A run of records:

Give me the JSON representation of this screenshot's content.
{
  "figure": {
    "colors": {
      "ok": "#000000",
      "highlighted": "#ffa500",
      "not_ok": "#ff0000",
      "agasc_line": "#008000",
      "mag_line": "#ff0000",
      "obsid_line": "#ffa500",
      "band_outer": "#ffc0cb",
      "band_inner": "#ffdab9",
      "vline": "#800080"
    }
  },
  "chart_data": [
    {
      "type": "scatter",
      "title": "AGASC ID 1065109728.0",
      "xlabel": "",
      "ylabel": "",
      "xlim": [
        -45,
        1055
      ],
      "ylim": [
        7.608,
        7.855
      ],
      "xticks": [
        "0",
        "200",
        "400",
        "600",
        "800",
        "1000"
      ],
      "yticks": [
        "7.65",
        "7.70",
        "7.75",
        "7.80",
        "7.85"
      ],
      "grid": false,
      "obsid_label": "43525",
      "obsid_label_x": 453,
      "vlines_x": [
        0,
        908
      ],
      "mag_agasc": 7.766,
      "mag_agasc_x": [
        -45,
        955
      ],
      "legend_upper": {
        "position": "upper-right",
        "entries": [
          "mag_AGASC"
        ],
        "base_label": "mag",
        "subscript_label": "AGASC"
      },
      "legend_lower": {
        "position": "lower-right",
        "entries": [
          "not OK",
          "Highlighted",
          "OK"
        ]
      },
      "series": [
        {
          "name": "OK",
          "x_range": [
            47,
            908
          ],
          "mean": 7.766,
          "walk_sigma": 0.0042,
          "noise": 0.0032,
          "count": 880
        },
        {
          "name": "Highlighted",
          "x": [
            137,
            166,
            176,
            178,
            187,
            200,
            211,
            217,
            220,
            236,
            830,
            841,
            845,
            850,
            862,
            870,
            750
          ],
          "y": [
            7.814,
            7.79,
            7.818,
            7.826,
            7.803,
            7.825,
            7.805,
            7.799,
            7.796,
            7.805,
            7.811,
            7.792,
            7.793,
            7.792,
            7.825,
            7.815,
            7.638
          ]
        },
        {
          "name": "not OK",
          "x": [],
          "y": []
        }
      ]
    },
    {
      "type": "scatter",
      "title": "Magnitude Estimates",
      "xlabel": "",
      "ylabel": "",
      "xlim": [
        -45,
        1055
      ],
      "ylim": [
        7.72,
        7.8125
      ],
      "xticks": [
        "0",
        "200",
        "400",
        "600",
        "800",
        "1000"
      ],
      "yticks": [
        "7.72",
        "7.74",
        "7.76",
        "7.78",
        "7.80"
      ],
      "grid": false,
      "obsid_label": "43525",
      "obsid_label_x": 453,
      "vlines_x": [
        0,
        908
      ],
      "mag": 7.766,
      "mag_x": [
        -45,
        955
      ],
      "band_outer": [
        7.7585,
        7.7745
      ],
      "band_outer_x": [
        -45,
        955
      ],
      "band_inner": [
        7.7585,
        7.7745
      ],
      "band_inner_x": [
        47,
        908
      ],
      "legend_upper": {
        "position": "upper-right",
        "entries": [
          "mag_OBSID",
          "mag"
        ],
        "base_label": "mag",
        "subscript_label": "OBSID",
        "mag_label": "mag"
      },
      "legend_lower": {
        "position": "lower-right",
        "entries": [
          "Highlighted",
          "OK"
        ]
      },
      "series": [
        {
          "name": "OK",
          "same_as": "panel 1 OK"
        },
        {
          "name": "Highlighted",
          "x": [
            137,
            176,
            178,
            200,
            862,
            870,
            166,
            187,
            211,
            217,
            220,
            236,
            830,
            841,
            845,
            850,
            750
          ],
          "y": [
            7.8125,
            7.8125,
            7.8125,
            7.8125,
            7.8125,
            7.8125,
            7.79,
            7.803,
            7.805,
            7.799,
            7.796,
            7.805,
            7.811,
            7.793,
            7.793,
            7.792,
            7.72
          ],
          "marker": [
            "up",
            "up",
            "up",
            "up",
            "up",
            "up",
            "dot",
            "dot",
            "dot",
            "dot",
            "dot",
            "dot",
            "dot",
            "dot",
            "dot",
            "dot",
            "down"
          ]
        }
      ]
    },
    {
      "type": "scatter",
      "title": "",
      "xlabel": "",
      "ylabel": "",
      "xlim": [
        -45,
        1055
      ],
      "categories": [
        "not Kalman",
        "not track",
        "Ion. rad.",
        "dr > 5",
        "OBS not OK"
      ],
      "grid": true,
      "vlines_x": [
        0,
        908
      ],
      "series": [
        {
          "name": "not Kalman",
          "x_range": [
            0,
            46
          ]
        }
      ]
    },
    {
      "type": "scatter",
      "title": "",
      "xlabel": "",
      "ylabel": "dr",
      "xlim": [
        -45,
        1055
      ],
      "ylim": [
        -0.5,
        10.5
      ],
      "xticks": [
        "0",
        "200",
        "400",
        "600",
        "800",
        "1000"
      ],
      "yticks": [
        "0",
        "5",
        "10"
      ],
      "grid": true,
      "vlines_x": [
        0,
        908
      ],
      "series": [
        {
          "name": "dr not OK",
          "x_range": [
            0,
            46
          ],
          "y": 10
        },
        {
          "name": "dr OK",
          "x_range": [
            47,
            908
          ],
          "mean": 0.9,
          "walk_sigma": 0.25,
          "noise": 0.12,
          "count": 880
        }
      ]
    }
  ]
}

— Task prompt —
Give back all the records exactly as they stand.

— Response to the task —
Give me the JSON representation of this screenshot's content.
{
  "figure": {
    "colors": {
      "ok": "#000000",
      "highlighted": "#ffa500",
      "not_ok": "#ff0000",
      "agasc_line": "#008000",
      "mag_line": "#ff0000",
      "obsid_line": "#ffa500",
      "band_outer": "#ffc0cb",
      "band_inner": "#ffdab9",
      "vline": "#800080"
    }
  },
  "chart_data": [
    {
      "type": "scatter",
      "title": "AGASC ID 1065109728.0",
      "xlabel": "",
      "ylabel": "",
      "xlim": [
        -45,
        1055
      ],
      "ylim": [
        7.608,
        7.855
      ],
      "xticks": [
        "0",
        "200",
        "400",
        "600",
        "800",
        "1000"
      ],
      "yticks": [
        "7.65",
        "7.70",
        "7.75",
        "7.80",
        "7.85"
      ],
      "grid": false,
      "obsid_label": "43525",
      "obsid_label_x": 453,
      "vlines_x": [
        0,
        908
      ],
      "mag_agasc": 7.766,
      "mag_agasc_x": [
        -45,
        955
      ],
      "legend_upper": {
        "position": "upper-right",
        "entries": [
          "mag_AGASC"
        ],
        "base_label": "mag",
        "subscript_label": "AGASC"
      },
      "legend_lower": {
        "position": "lower-right",
        "entries": [
          "not OK",
          "Highlighted",
          "OK"
        ]
      },
      "series": [
        {
          "name": "OK",
          "x_range": [
            47,
            908
          ],
          "mean": 7.766,
          "walk_sigma": 0.0042,
          "noise": 0.0032,
          "count": 880
        },
        {
          "name": "Highlighted",
          "x": [
            137,
            166,
            176,
            178,
            187,
            200,
            211,
            217,
            220,
            236,
            830,
            841,
            845,
            850,
            862,
            870,
            750
          ],
          "y": [
            7.814,
            7.79,
            7.818,
            7.826,
            7.803,
            7.825,
            7.805,
            7.799,
            7.796,
            7.805,
            7.811,
            7.792,
            7.793,
            7.792,
            7.825,
            7.815,
            7.638
          ]
        },
        {
          "name": "not OK",
          "x": [],
          "y": []
        }
      ]
    },
    {
      "type": "scatter",
      "title": "Magnitude Estimates",
      "xlabel": "",
      "ylabel": "",
      "xlim": [
        -45,
        1055
      ],
      "ylim": [
        7.72,
        7.8125
      ],
      "xticks": [
        "0",
        "200",
        "400",
        "600",
        "800",
        "1000"
      ],
      "yticks": [
        "7.72",
        "7.74",
        "7.76",
        "7.78",
        "7.80"
      ],
      "grid": false,
      "obsid_label": "43525",
      "obsid_label_x": 453,
      "vlines_x": [
        0,
        908
      ],
      "mag": 7.766,
      "mag_x": [
        -45,
        955
      ],
      "band_outer": [
        7.7585,
        7.7745
      ],
      "band_outer_x": [
        -45,
        955
      ],
      "band_inner": [
        7.7585,
        7.7745
      ],
      "band_inner_x": [
        47,
        908
      ],
      "legend_upper": {
        "position": "upper-right",
        "entries": [
          "mag_OBSID",
          "mag"
        ],
        "base_label": "mag",
        "subscript_label": "OBSID",
        "mag_label": "mag"
      },
      "legend_lower": {
        "position": "lower-right",
        "entries": [
          "Highlighted",
          "OK"
        ]
      },
      "series": [
        {
          "name": "OK",
          "same_as": "panel 1 OK"
        },
        {
          "name": "Highlighted",
          "x": [
            137,
            176,
            178,
            200,
            862,
            870,
            166,
            187,
            211,
            217,
            220,
            236,
            830,
            841,
            845,
            850,
            750
          ],
          "y": [
            7.8125,
            7.8125,
            7.8125,
            7.8125,
            7.8125,
            7.8125,
            7.79,
            7.803,
            7.805,
            7.799,
            7.796,
            7.805,
            7.811,
            7.793,
            7.793,
            7.792,
            7.72
          ],
          "marker": [
            "up",
            "up",
            "up",
            "up",
            "up",
            "up",
            "dot",
            "dot",
            "dot",
            "dot",
            "dot",
            "dot",
            "dot",
            "dot",
            "dot",
            "dot",
            "down"
          ]
        }
      ]
    },
    {
      "type": "scatter",
      "title": "",
      "xlabel": "",
      "ylabel": "",
      "xlim": [
        -45,
        1055
      ],
      "categories": [
        "not Kalman",
        "not track",
        "Ion. rad.",
        "dr > 5",
        "OBS not OK"
      ],
      "grid": true,
      "vlines_x": [
        0,
        908
      ],
      "series": [
        {
          "name": "not Kalman",
          "x_range": [
            0,
            46
          ]
        }
      ]
    },
    {
      "type": "scatter",
      "title": "",
      "xlabel": "",
      "ylabel": "dr",
      "xlim": [
        -45,
        1055
      ],
      "ylim": [
        -0.5,
        10.5
      ],
      "xticks": [
        "0",
        "200",
        "400",
        "600",
        "800",
        "1000"
      ],
      "yticks": [
        "0",
        "5",
        "10"
      ],
      "grid": true,
      "vlines_x": [
        0,
        908
      ],
      "series": [
        {
          "name": "dr not OK",
          "x_range": [
            0,
            46
          ],
          "y": 10
        },
        {
          "name": "dr OK",
          "x_range": [
            47,
            908
          ],
          "mean": 0.9,
          "walk_sigma": 0.25,
          "noise": 0.12,
          "count": 880
        }
      ]
    }
  ]
}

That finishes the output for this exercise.